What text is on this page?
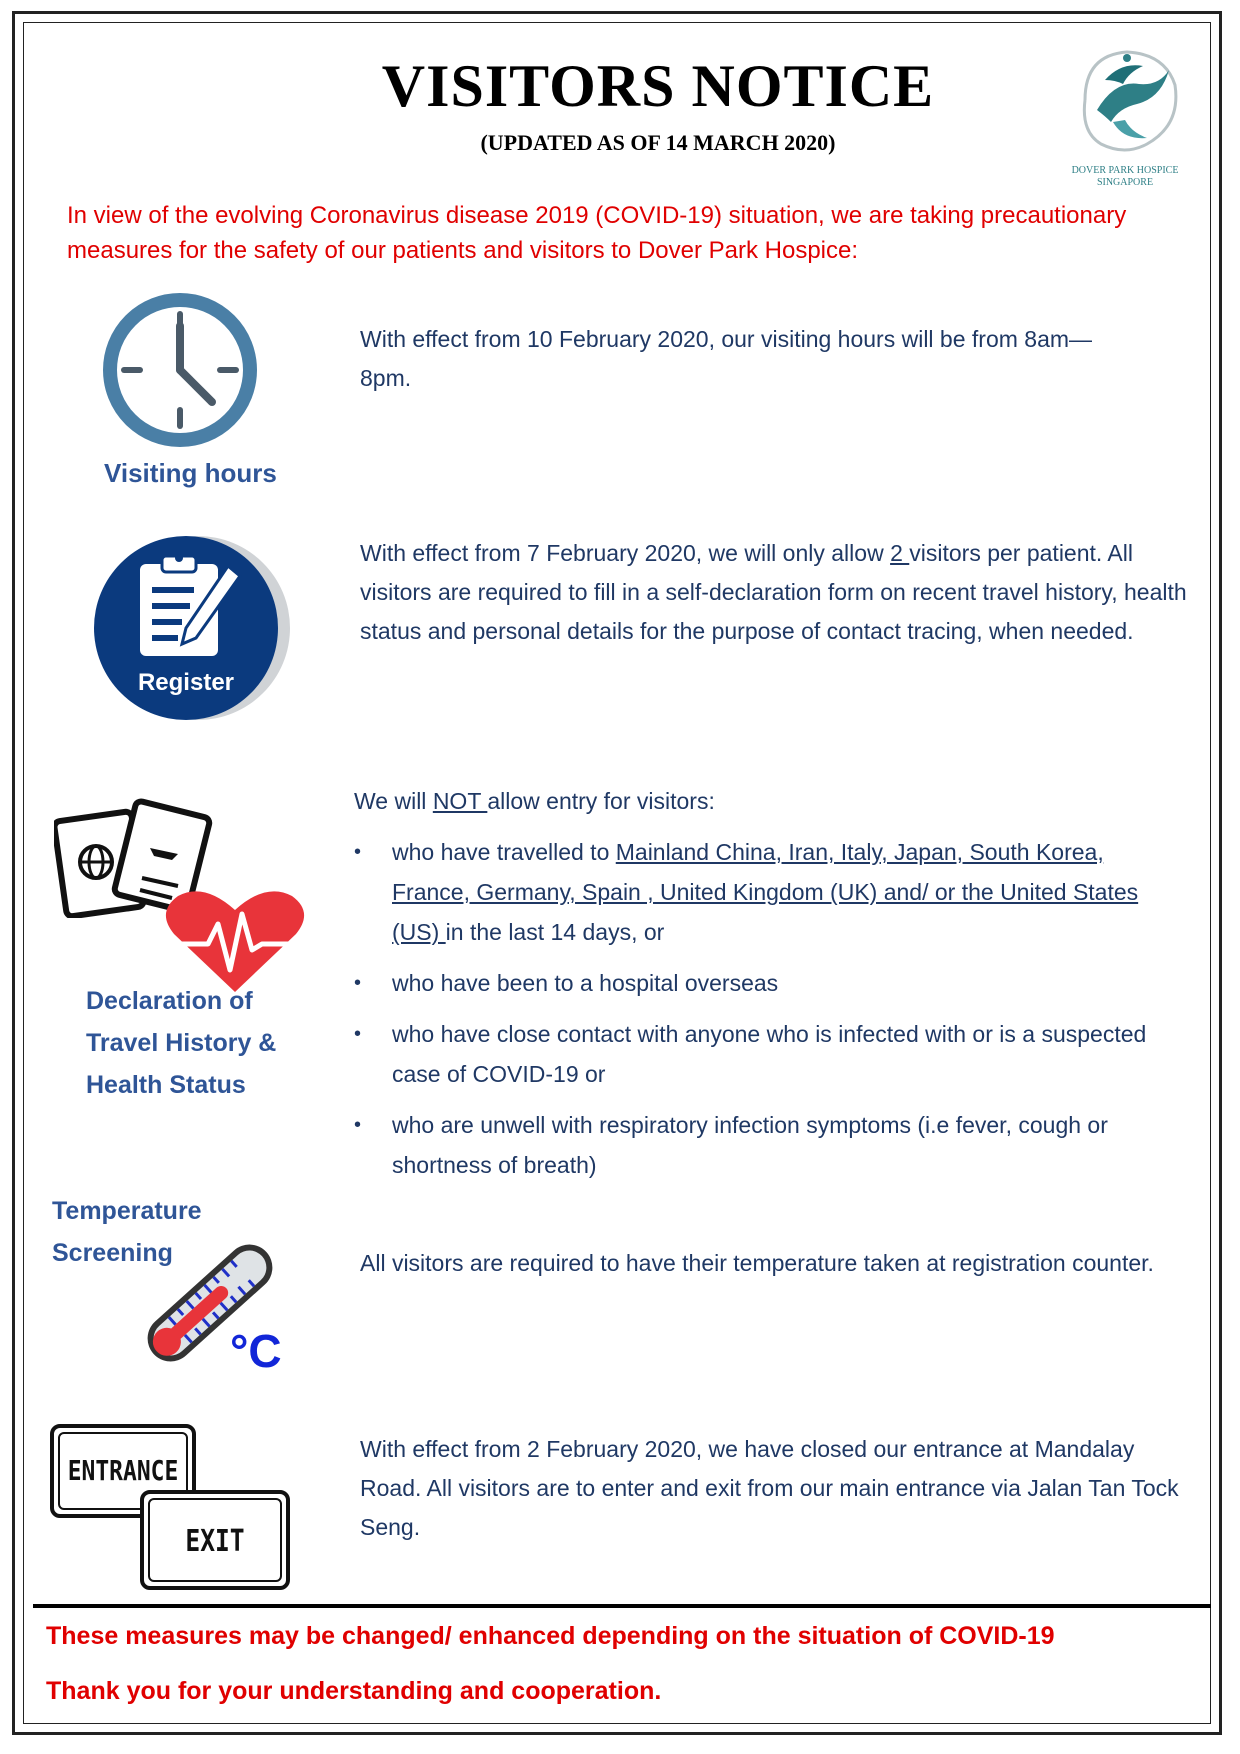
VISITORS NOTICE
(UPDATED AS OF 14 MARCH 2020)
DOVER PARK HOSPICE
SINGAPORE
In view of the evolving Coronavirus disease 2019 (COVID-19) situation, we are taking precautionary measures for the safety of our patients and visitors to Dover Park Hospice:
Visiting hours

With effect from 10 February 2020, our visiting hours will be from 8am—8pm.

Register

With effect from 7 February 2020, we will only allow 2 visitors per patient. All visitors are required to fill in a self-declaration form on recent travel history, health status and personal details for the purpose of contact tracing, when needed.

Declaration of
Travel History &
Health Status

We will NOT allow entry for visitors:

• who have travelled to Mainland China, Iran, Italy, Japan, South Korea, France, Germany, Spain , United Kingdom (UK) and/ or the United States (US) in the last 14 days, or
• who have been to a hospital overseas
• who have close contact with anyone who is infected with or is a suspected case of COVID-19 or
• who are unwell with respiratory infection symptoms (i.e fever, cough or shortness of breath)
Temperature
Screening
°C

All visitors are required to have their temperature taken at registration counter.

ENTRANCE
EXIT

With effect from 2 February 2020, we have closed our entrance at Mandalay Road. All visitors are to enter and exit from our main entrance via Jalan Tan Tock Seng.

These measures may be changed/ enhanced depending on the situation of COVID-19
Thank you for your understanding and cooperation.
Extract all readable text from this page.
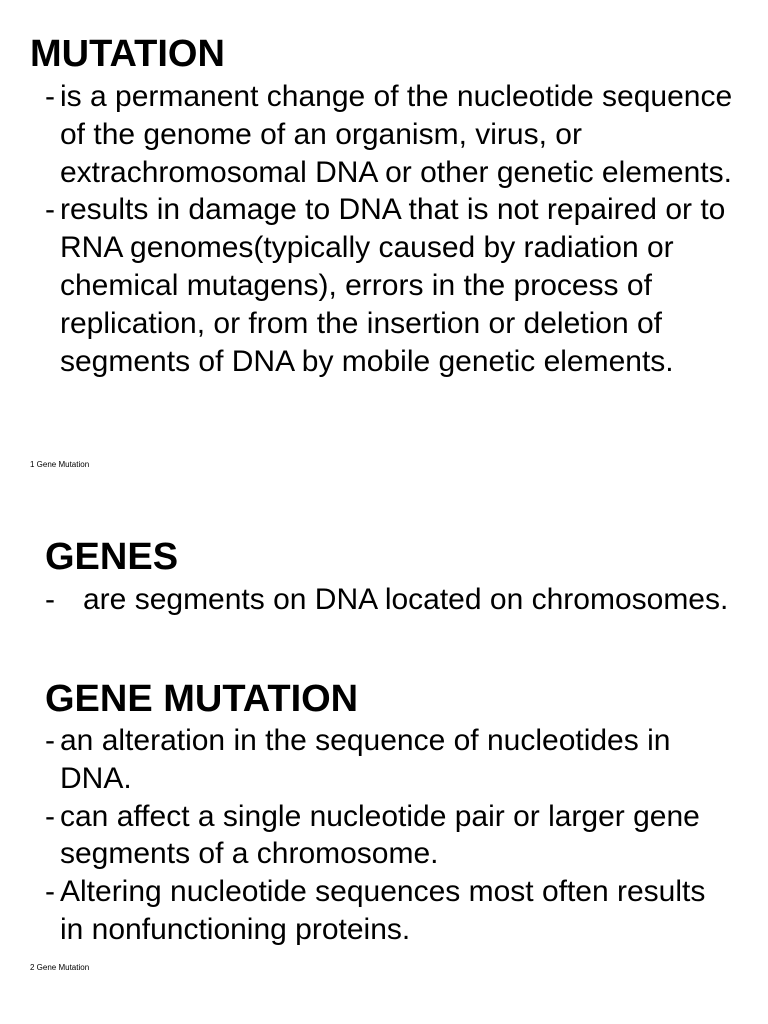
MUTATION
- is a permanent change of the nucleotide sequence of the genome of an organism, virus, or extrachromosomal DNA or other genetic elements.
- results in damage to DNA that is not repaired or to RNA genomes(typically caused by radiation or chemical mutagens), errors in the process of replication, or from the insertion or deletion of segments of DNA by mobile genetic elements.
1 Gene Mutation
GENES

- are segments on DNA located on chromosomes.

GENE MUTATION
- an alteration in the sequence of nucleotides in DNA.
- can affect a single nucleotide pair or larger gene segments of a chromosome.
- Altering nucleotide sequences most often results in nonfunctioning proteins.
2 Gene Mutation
==
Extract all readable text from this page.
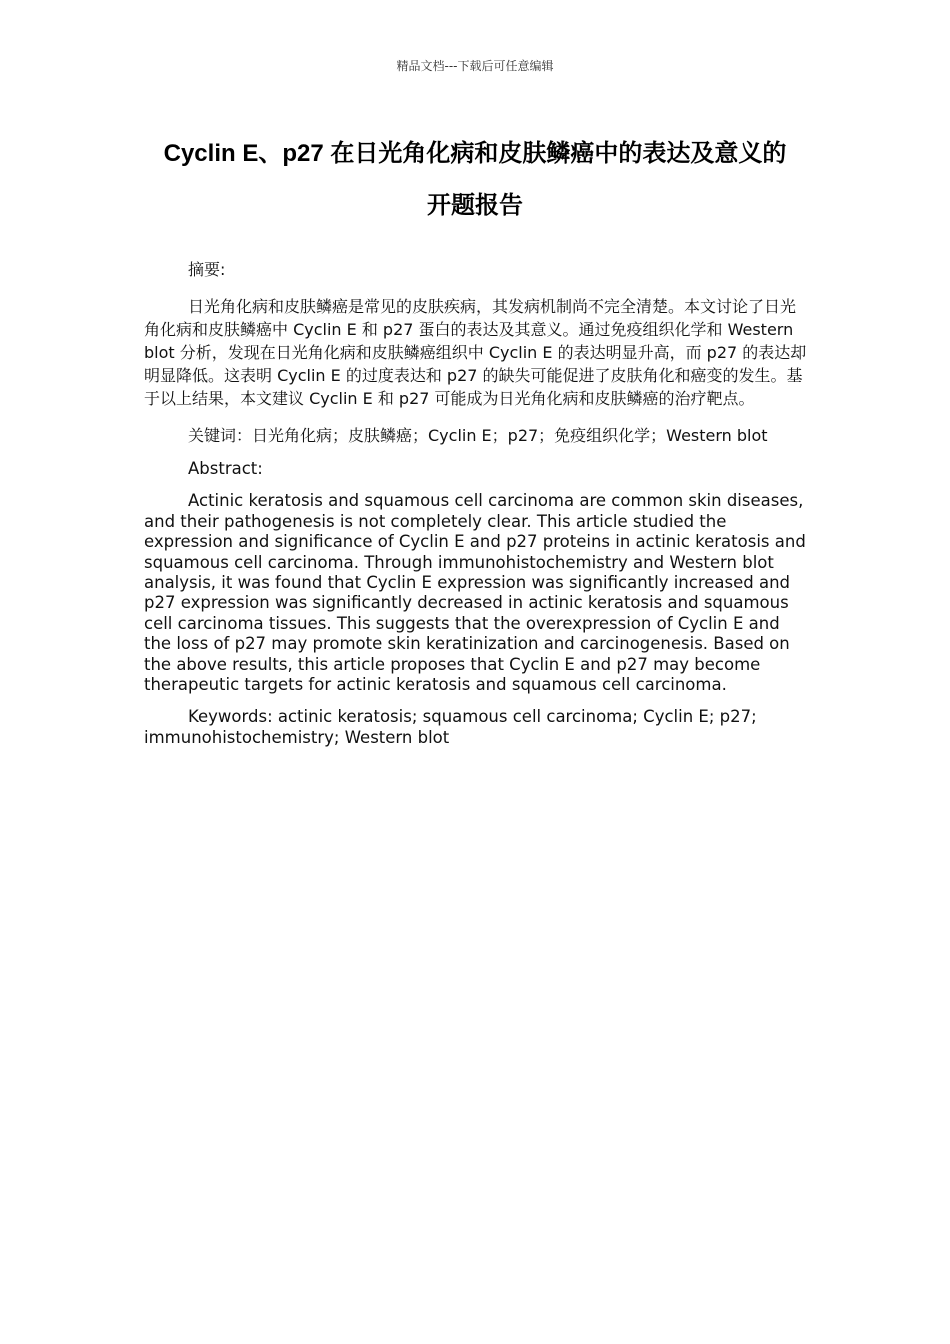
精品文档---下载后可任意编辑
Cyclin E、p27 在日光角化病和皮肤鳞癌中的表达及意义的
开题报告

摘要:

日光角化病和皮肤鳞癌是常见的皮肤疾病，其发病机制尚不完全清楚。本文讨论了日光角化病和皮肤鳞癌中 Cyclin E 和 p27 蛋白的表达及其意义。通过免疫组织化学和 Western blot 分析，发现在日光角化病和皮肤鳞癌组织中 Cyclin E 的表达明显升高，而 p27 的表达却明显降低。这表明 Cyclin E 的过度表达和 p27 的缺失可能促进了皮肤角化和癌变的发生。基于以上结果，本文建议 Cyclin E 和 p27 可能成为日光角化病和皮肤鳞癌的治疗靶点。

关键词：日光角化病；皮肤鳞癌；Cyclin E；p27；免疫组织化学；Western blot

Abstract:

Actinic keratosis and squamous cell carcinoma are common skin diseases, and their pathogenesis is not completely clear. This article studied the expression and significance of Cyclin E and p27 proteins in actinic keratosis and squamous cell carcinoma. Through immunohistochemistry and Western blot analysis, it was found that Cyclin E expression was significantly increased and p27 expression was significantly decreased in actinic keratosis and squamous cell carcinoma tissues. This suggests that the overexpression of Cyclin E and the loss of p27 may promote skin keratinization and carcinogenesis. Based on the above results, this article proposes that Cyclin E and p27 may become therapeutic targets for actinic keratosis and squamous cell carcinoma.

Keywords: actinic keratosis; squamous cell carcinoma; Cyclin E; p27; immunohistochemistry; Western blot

> **PROBLEM TO WORK ON**
Among the lines of the preceding data, which ones hold the word "that"? List them.

> **SOLUTION FOR THIS PROBLEM**
- results in damage to DNA that is not repaired or to RNA genomes(typically caused by radiation or chemical mutagens), errors in the process of replication, or from the insertion or deletion of segments of DNA by mobile genetic elements.
Actinic keratosis and squamous cell carcinoma are common skin diseases, and their pathogenesis is not completely clear. This article studied the expression and significance of Cyclin E and p27 proteins in actinic keratosis and squamous cell carcinoma. Through immunohistochemistry and Western blot analysis, it was found that Cyclin E expression was significantly increased and p27 expression was significantly decreased in actinic keratosis and squamous cell carcinoma tissues. This suggests that the overexpression of Cyclin E and the loss of p27 may promote skin keratinization and carcinogenesis. Based on the above results, this article proposes that Cyclin E and p27 may become therapeutic targets for actinic keratosis and squamous cell carcinoma.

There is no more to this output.